(GIVEN REQUEST) Output every entry exactly as written, skipping any pictures.

(Records)

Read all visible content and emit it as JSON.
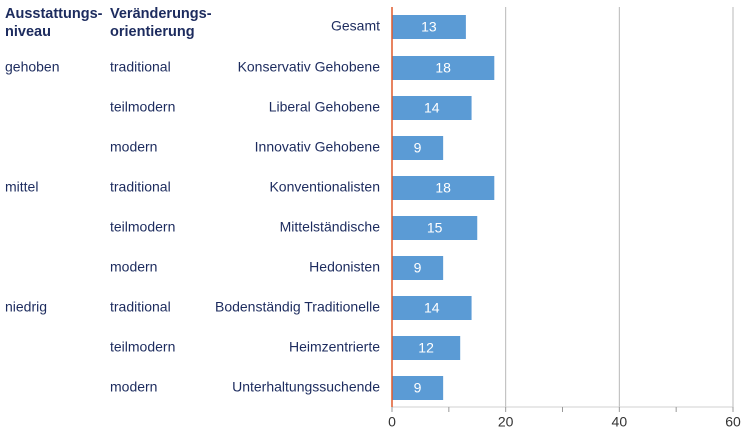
{
  "chart_data": {
    "type": "bar",
    "orientation": "horizontal",
    "column_headers": [
      [
        "Ausstattungs-",
        "niveau"
      ],
      [
        "Veränderungs-",
        "orientierung"
      ]
    ],
    "levels": [
      null,
      "gehoben",
      null,
      null,
      "mittel",
      null,
      null,
      "niedrig",
      null,
      null
    ],
    "orientations": [
      null,
      "traditional",
      "teilmodern",
      "modern",
      "traditional",
      "teilmodern",
      "modern",
      "traditional",
      "teilmodern",
      "modern"
    ],
    "categories": [
      "Gesamt",
      "Konservativ Gehobene",
      "Liberal Gehobene",
      "Innovativ Gehobene",
      "Konventionalisten",
      "Mittelständische",
      "Hedonisten",
      "Bodenständig Traditionelle",
      "Heimzentrierte",
      "Unterhaltungssuchende"
    ],
    "values": [
      13,
      18,
      14,
      9,
      18,
      15,
      9,
      14,
      12,
      9
    ],
    "color": "#5b9bd5",
    "axis_color": "#e05a2b",
    "xlim": [
      0,
      60
    ],
    "xticks": [
      0,
      20,
      40,
      60
    ],
    "minor_xticks": [
      10,
      30,
      50
    ],
    "grid": true
  }
}
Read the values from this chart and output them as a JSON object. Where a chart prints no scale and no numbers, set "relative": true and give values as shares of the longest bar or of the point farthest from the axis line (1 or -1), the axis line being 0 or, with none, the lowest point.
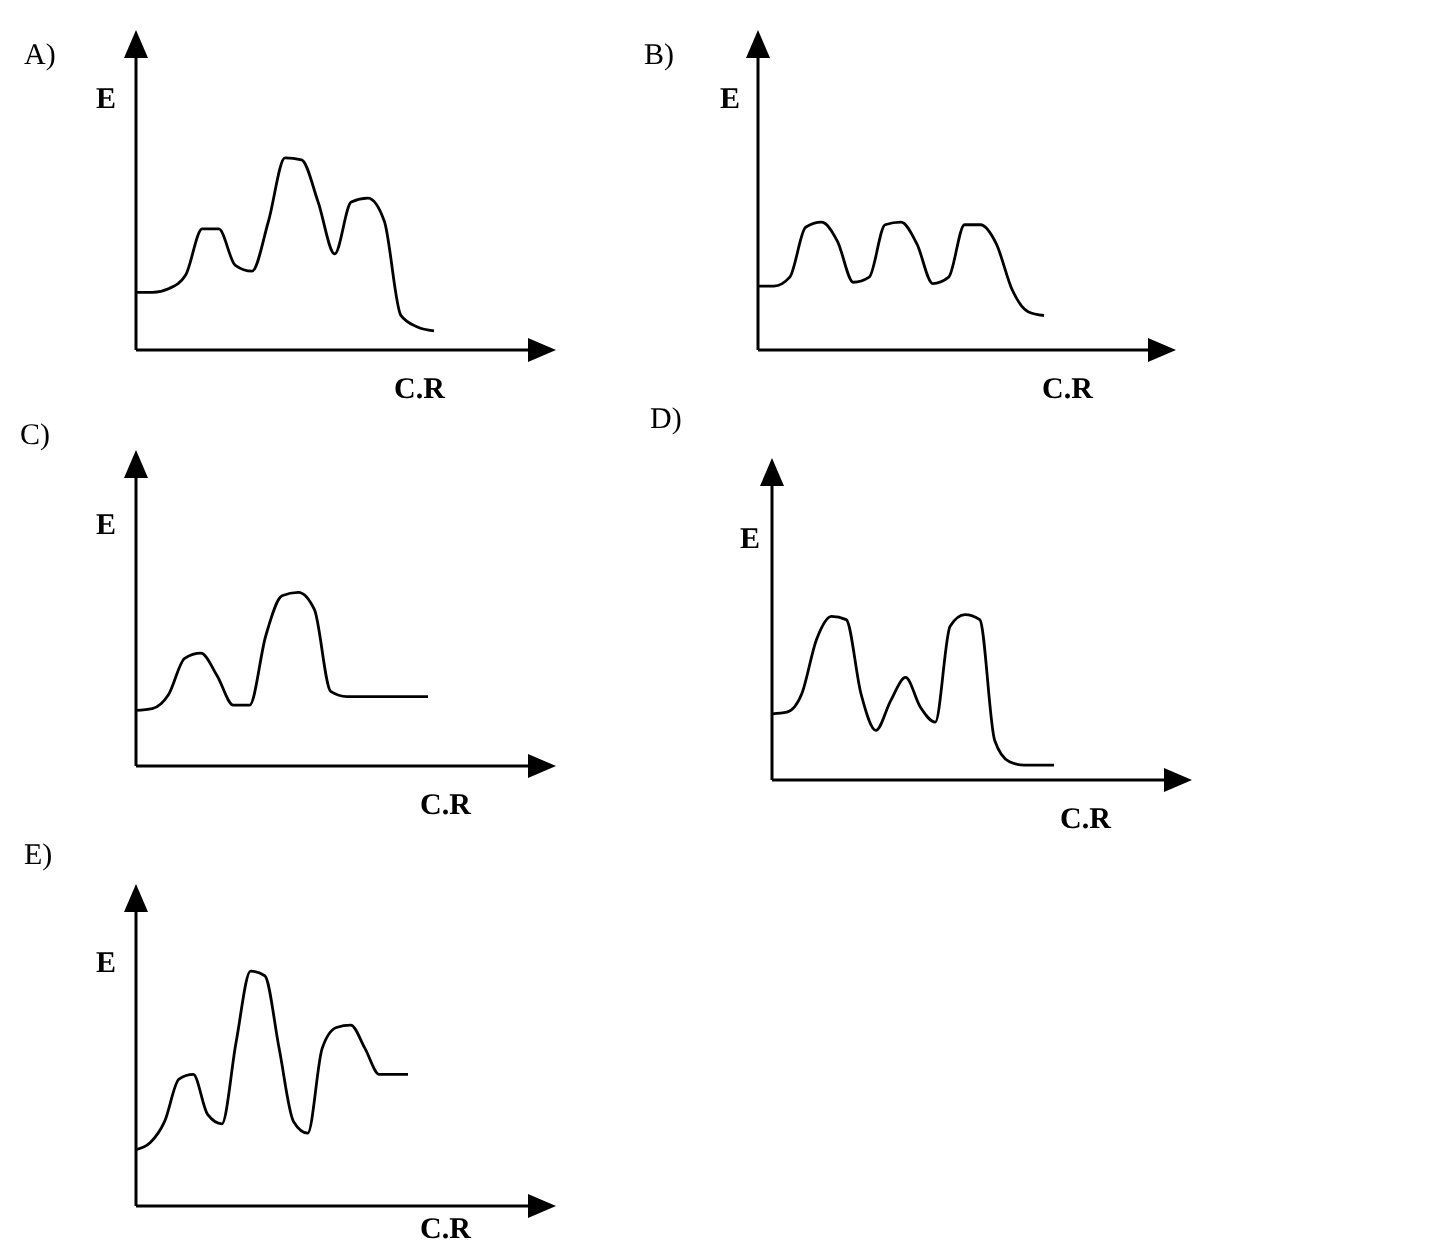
{
  "chart_data": [
    {
      "type": "line",
      "title": "A)",
      "xlabel": "C.R",
      "ylabel": "E",
      "relative": true,
      "categories": [
        null,
        null,
        null,
        null,
        null,
        null,
        null,
        null,
        null,
        null,
        null,
        null,
        null,
        null,
        null,
        null,
        null,
        null,
        null
      ],
      "series": [
        {
          "color": "#000000",
          "values": [
            0.3,
            0.3,
            0.32,
            0.39,
            0.63,
            0.63,
            0.44,
            0.41,
            0.67,
            1,
            0.99,
            0.77,
            0.5,
            0.77,
            0.79,
            0.67,
            0.18,
            0.12,
            0.1
          ]
        }
      ],
      "marker": "none",
      "line_style": "solid",
      "grid": false,
      "legend": false
    },
    {
      "type": "line",
      "title": "B)",
      "xlabel": "C.R",
      "ylabel": "E",
      "relative": true,
      "categories": [
        null,
        null,
        null,
        null,
        null,
        null,
        null,
        null,
        null,
        null,
        null,
        null,
        null,
        null,
        null,
        null,
        null,
        null,
        null
      ],
      "series": [
        {
          "color": "#000000",
          "values": [
            0.5,
            0.5,
            0.57,
            0.96,
            1,
            0.85,
            0.53,
            0.57,
            0.98,
            1,
            0.83,
            0.52,
            0.57,
            0.98,
            0.98,
            0.83,
            0.47,
            0.3,
            0.27
          ]
        }
      ],
      "marker": "none",
      "line_style": "solid",
      "grid": false,
      "legend": false
    },
    {
      "type": "line",
      "title": "C)",
      "xlabel": "C.R",
      "ylabel": "E",
      "relative": true,
      "categories": [
        null,
        null,
        null,
        null,
        null,
        null,
        null,
        null,
        null,
        null,
        null,
        null,
        null,
        null,
        null,
        null,
        null,
        null,
        null
      ],
      "series": [
        {
          "color": "#000000",
          "values": [
            0.32,
            0.33,
            0.41,
            0.62,
            0.65,
            0.52,
            0.35,
            0.35,
            0.75,
            0.98,
            1,
            0.9,
            0.43,
            0.4,
            0.4,
            0.4,
            0.4,
            0.4,
            0.4
          ]
        }
      ],
      "marker": "none",
      "line_style": "solid",
      "grid": false,
      "legend": false
    },
    {
      "type": "line",
      "title": "D)",
      "xlabel": "C.R",
      "ylabel": "E",
      "relative": true,
      "categories": [
        null,
        null,
        null,
        null,
        null,
        null,
        null,
        null,
        null,
        null,
        null,
        null,
        null,
        null,
        null,
        null,
        null,
        null,
        null,
        null
      ],
      "series": [
        {
          "color": "#000000",
          "values": [
            0.4,
            0.41,
            0.52,
            0.85,
            0.99,
            0.97,
            0.52,
            0.3,
            0.48,
            0.62,
            0.44,
            0.35,
            0.93,
            1,
            0.97,
            0.24,
            0.11,
            0.09,
            0.09,
            0.09
          ]
        }
      ],
      "marker": "none",
      "line_style": "solid",
      "grid": false,
      "legend": false
    },
    {
      "type": "line",
      "title": "E)",
      "xlabel": "C.R",
      "ylabel": "E",
      "relative": true,
      "categories": [
        null,
        null,
        null,
        null,
        null,
        null,
        null,
        null,
        null,
        null,
        null,
        null,
        null,
        null,
        null,
        null,
        null,
        null,
        null,
        null
      ],
      "series": [
        {
          "color": "#000000",
          "values": [
            0.24,
            0.27,
            0.36,
            0.54,
            0.56,
            0.39,
            0.35,
            0.7,
            1,
            0.98,
            0.67,
            0.36,
            0.31,
            0.67,
            0.76,
            0.77,
            0.67,
            0.56,
            0.56,
            0.56
          ]
        }
      ],
      "marker": "none",
      "line_style": "solid",
      "grid": false,
      "legend": false
    }
  ]
}
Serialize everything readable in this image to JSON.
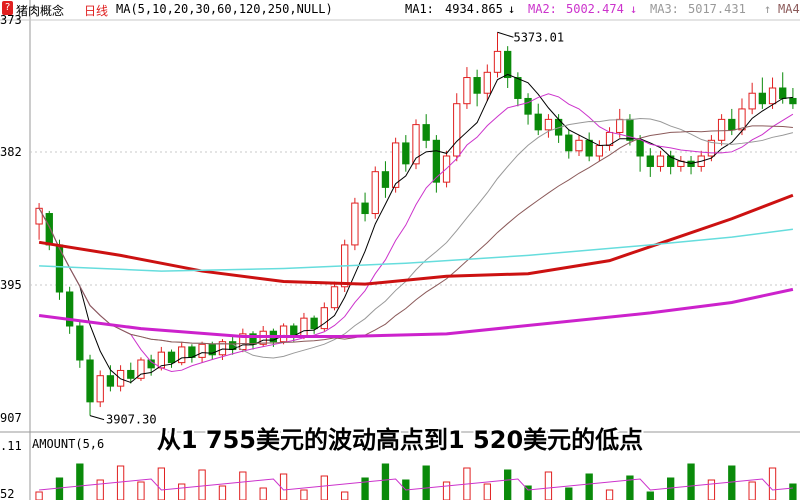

(EXERCISE RESPONSE)
Read all visible content and emit it as JSON.
{
  "chart_data": {
    "type": "bar",
    "orientation": "horizontal",
    "column_headers": [
      [
        "Ausstattungs-",
        "niveau"
      ],
      [
        "Veränderungs-",
        "orientierung"
      ]
    ],
    "levels": [
      null,
      "gehoben",
      null,
      null,
      "mittel",
      null,
      null,
      "niedrig",
      null,
      null
    ],
    "orientations": [
      null,
      "traditional",
      "teilmodern",
      "modern",
      "traditional",
      "teilmodern",
      "modern",
      "traditional",
      "teilmodern",
      "modern"
    ],
    "categories": [
      "Gesamt",
      "Konservativ Gehobene",
      "Liberal Gehobene",
      "Innovativ Gehobene",
      "Konventionalisten",
      "Mittelständische",
      "Hedonisten",
      "Bodenständig Traditionelle",
      "Heimzentrierte",
      "Unterhaltungssuchende"
    ],
    "values": [
      13,
      18,
      14,
      9,
      18,
      15,
      9,
      14,
      12,
      9
    ],
    "color": "#5b9bd5",
    "axis_color": "#e05a2b",
    "xlim": [
      0,
      60
    ],
    "xticks": [
      0,
      20,
      40,
      60
    ],
    "minor_xticks": [
      10,
      30,
      50
    ],
    "grid": true
  }
}
Read the values from this chart and output them as a JSON object. Where a chart prints no scale and no numbers, set "relative": true and give values as shares of the longest bar or of the point farthest from the axis line (1 or -1), the axis line being 0 or, with none, the lowest point.
{
  "chart_data": [
    {
      "type": "line",
      "title": "A)",
      "xlabel": "C.R",
      "ylabel": "E",
      "relative": true,
      "categories": [
        null,
        null,
        null,
        null,
        null,
        null,
        null,
        null,
        null,
        null,
        null,
        null,
        null,
        null,
        null,
        null,
        null,
        null,
        null
      ],
      "series": [
        {
          "color": "#000000",
          "values": [
            0.3,
            0.3,
            0.32,
            0.39,
            0.63,
            0.63,
            0.44,
            0.41,
            0.67,
            1,
            0.99,
            0.77,
            0.5,
            0.77,
            0.79,
            0.67,
            0.18,
            0.12,
            0.1
          ]
        }
      ],
      "marker": "none",
      "line_style": "solid",
      "grid": false,
      "legend": false
    },
    {
      "type": "line",
      "title": "B)",
      "xlabel": "C.R",
      "ylabel": "E",
      "relative": true,
      "categories": [
        null,
        null,
        null,
        null,
        null,
        null,
        null,
        null,
        null,
        null,
        null,
        null,
        null,
        null,
        null,
        null,
        null,
        null,
        null
      ],
      "series": [
        {
          "color": "#000000",
          "values": [
            0.5,
            0.5,
            0.57,
            0.96,
            1,
            0.85,
            0.53,
            0.57,
            0.98,
            1,
            0.83,
            0.52,
            0.57,
            0.98,
            0.98,
            0.83,
            0.47,
            0.3,
            0.27
          ]
        }
      ],
      "marker": "none",
      "line_style": "solid",
      "grid": false,
      "legend": false
    },
    {
      "type": "line",
      "title": "C)",
      "xlabel": "C.R",
      "ylabel": "E",
      "relative": true,
      "categories": [
        null,
        null,
        null,
        null,
        null,
        null,
        null,
        null,
        null,
        null,
        null,
        null,
        null,
        null,
        null,
        null,
        null,
        null,
        null
      ],
      "series": [
        {
          "color": "#000000",
          "values": [
            0.32,
            0.33,
            0.41,
            0.62,
            0.65,
            0.52,
            0.35,
            0.35,
            0.75,
            0.98,
            1,
            0.9,
            0.43,
            0.4,
            0.4,
            0.4,
            0.4,
            0.4,
            0.4
          ]
        }
      ],
      "marker": "none",
      "line_style": "solid",
      "grid": false,
      "legend": false
    },
    {
      "type": "line",
      "title": "D)",
      "xlabel": "C.R",
      "ylabel": "E",
      "relative": true,
      "categories": [
        null,
        null,
        null,
        null,
        null,
        null,
        null,
        null,
        null,
        null,
        null,
        null,
        null,
        null,
        null,
        null,
        null,
        null,
        null,
        null
      ],
      "series": [
        {
          "color": "#000000",
          "values": [
            0.4,
            0.41,
            0.52,
            0.85,
            0.99,
            0.97,
            0.52,
            0.3,
            0.48,
            0.62,
            0.44,
            0.35,
            0.93,
            1,
            0.97,
            0.24,
            0.11,
            0.09,
            0.09,
            0.09
          ]
        }
      ],
      "marker": "none",
      "line_style": "solid",
      "grid": false,
      "legend": false
    },
    {
      "type": "line",
      "title": "E)",
      "xlabel": "C.R",
      "ylabel": "E",
      "relative": true,
      "categories": [
        null,
        null,
        null,
        null,
        null,
        null,
        null,
        null,
        null,
        null,
        null,
        null,
        null,
        null,
        null,
        null,
        null,
        null,
        null,
        null
      ],
      "series": [
        {
          "color": "#000000",
          "values": [
            0.24,
            0.27,
            0.36,
            0.54,
            0.56,
            0.39,
            0.35,
            0.7,
            1,
            0.98,
            0.67,
            0.36,
            0.31,
            0.67,
            0.76,
            0.77,
            0.67,
            0.56,
            0.56,
            0.56
          ]
        }
      ],
      "marker": "none",
      "line_style": "solid",
      "grid": false,
      "legend": false
    }
  ]
}
Serialize everything readable in this image to JSON.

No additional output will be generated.